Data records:
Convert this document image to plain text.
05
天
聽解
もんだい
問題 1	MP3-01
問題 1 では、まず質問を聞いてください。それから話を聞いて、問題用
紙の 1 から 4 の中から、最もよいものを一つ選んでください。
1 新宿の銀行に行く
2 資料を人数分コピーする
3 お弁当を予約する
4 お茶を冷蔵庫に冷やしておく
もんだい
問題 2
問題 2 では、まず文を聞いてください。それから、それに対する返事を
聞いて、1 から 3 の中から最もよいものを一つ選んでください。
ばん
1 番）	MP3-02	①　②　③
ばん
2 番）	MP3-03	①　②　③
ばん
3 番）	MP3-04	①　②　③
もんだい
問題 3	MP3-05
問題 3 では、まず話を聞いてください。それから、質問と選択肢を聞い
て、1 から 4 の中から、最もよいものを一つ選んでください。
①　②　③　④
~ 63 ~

• **What to work on**
Repeat all of the entries exactly.

• **Result for this task**
Convert this document image to plain text.
05
天
聽解
もんだい
問題 1	MP3-01
問題 1 では、まず質問を聞いてください。それから話を聞いて、問題用
紙の 1 から 4 の中から、最もよいものを一つ選んでください。
1 新宿の銀行に行く
2 資料を人数分コピーする
3 お弁当を予約する
4 お茶を冷蔵庫に冷やしておく
もんだい
問題 2
問題 2 では、まず文を聞いてください。それから、それに対する返事を
聞いて、1 から 3 の中から最もよいものを一つ選んでください。
ばん
1 番）	MP3-02	①　②　③
ばん
2 番）	MP3-03	①　②　③
ばん
3 番）	MP3-04	①　②　③
もんだい
問題 3	MP3-05
問題 3 では、まず話を聞いてください。それから、質問と選択肢を聞い
て、1 から 4 の中から、最もよいものを一つ選んでください。
①　②　③　④
~ 63 ~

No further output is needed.